### Data shown

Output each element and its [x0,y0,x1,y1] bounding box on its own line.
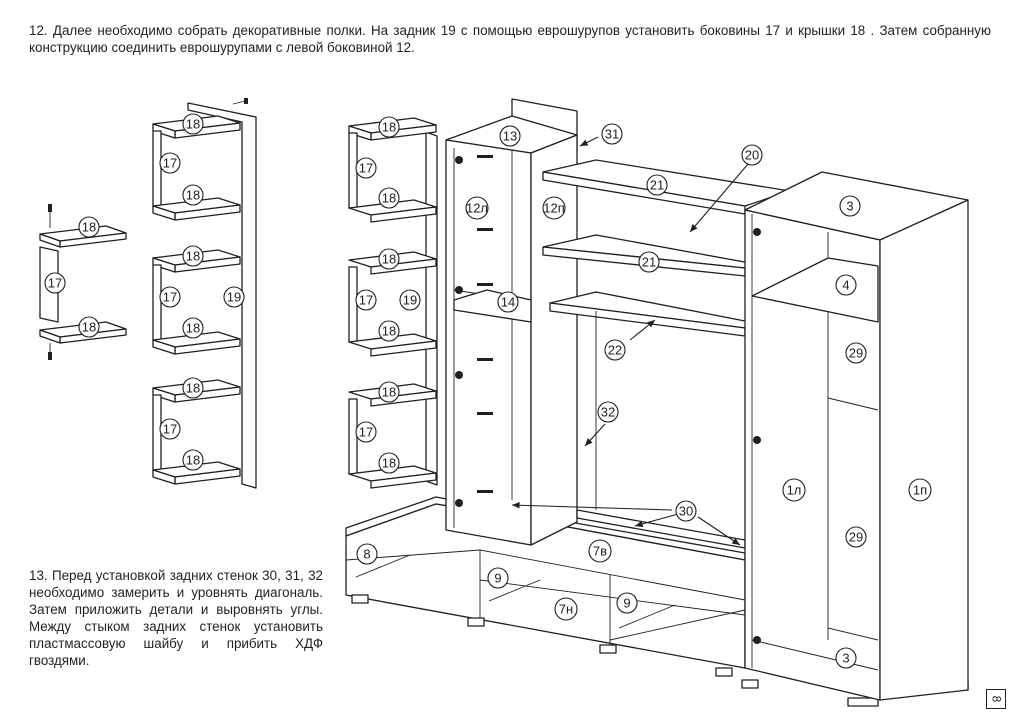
callout-18-text: 18 [186,381,200,396]
callout-7v: 7в [588,539,612,563]
callout-21-text: 21 [650,178,664,193]
callout-9: 9 [616,592,638,614]
callout-17-text: 17 [163,290,177,305]
callout-32-text: 32 [601,405,615,420]
callout-9-text: 9 [494,571,501,586]
callout-22-text: 22 [608,343,622,358]
callout-3-text: 3 [846,199,853,214]
callout-18: 18 [182,113,204,135]
callout-18: 18 [378,381,400,403]
callout-18-text: 18 [382,456,396,471]
callout-9-text: 9 [623,596,630,611]
callout-12p: 12п [542,196,566,220]
callout-30: 30 [675,500,697,522]
callout-17-text: 17 [359,161,373,176]
callout-18: 18 [378,116,400,138]
callout-7n-text: 7н [559,602,573,617]
callout-17-text: 17 [359,425,373,440]
callout-3: 3 [839,195,861,217]
callout-30-text: 30 [679,504,693,519]
screw-row [455,155,493,507]
callout-22: 22 [604,339,626,361]
callout-7n: 7н [554,597,578,621]
callout-18-text: 18 [186,321,200,336]
callout-18: 18 [378,452,400,474]
callout-14-text: 14 [501,295,515,310]
callout-18-text: 18 [382,191,396,206]
callout-18: 18 [182,245,204,267]
callout-31-text: 31 [605,127,619,142]
callout-18-text: 18 [186,249,200,264]
callout-17-text: 17 [48,276,62,291]
callout-19: 19 [223,286,245,308]
callout-18-text: 18 [186,188,200,203]
assembly-arrows [511,136,749,546]
callout-1p-text: 1п [913,483,927,498]
callout-18-text: 18 [382,385,396,400]
callout-18: 18 [182,449,204,471]
callout-19-text: 19 [403,293,417,308]
callout-17: 17 [159,418,181,440]
callout-18: 18 [78,316,100,338]
callout-17-text: 17 [163,422,177,437]
callout-32: 32 [597,401,619,423]
callout-21-text: 21 [642,255,656,270]
callout-labels: 18 17 18 18 17 18 18 17 19 18 18 17 18 1… [44,113,932,669]
callout-18: 18 [378,320,400,342]
callout-17: 17 [355,289,377,311]
callout-19-text: 19 [227,290,241,305]
callout-18: 18 [378,187,400,209]
callout-7v-text: 7в [593,544,607,559]
callout-18: 18 [378,248,400,270]
step-13-instruction: 13. Перед установкой задних стенок 30, 3… [29,568,323,668]
page-number: 8 [986,689,1006,709]
callout-8-text: 8 [363,547,370,562]
callout-29-text: 29 [849,346,863,361]
callout-31: 31 [601,123,623,145]
callout-1l-text: 1л [787,483,802,498]
callout-18: 18 [182,377,204,399]
callout-18: 18 [182,317,204,339]
callout-21: 21 [638,251,660,273]
callout-17: 17 [159,286,181,308]
callout-18-text: 18 [82,320,96,335]
callout-17: 17 [355,421,377,443]
callout-29-text: 29 [849,530,863,545]
callout-17: 17 [44,272,66,294]
step-12-instruction: 12. Далее необходимо собрать декоративны… [29,23,991,55]
callout-20-text: 20 [745,148,759,163]
callout-29: 29 [845,526,867,548]
callout-17-text: 17 [163,156,177,171]
callout-4-text: 4 [842,278,849,293]
callout-13-text: 13 [503,129,517,144]
callout-4: 4 [835,274,857,296]
callout-21: 21 [646,174,668,196]
callout-19: 19 [399,289,421,311]
callout-18-text: 18 [382,120,396,135]
callout-29: 29 [845,342,867,364]
callout-1l: 1л [782,478,806,502]
callout-12l: 12л [465,196,489,220]
callout-14: 14 [497,291,519,313]
callout-17-text: 17 [359,293,373,308]
callout-8: 8 [356,543,378,565]
callout-13: 13 [499,125,521,147]
callout-18-text: 18 [186,453,200,468]
callout-17: 17 [159,152,181,174]
callout-18-text: 18 [186,117,200,132]
callout-3: 3 [835,647,857,669]
callout-1p: 1п [908,478,932,502]
callout-18: 18 [182,184,204,206]
callout-18: 18 [78,216,100,238]
callout-18-text: 18 [382,324,396,339]
callout-12l-text: 12л [466,201,488,216]
callout-18-text: 18 [82,220,96,235]
callout-9: 9 [487,567,509,589]
callout-20: 20 [741,144,763,166]
callout-18-text: 18 [382,252,396,267]
callout-17: 17 [355,157,377,179]
callout-3-text: 3 [842,651,849,666]
callout-12p-text: 12п [543,201,565,216]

### Exercise description
Find each line in the entries that contains the string "instruction", matching case exactly, and copy those lines.

### Response
step-13-instruction: 13. Перед установкой задних стенок 30, 3… [29,568,323,668]
step-12-instruction: 12. Далее необходимо собрать декоративны… [29,23,991,55]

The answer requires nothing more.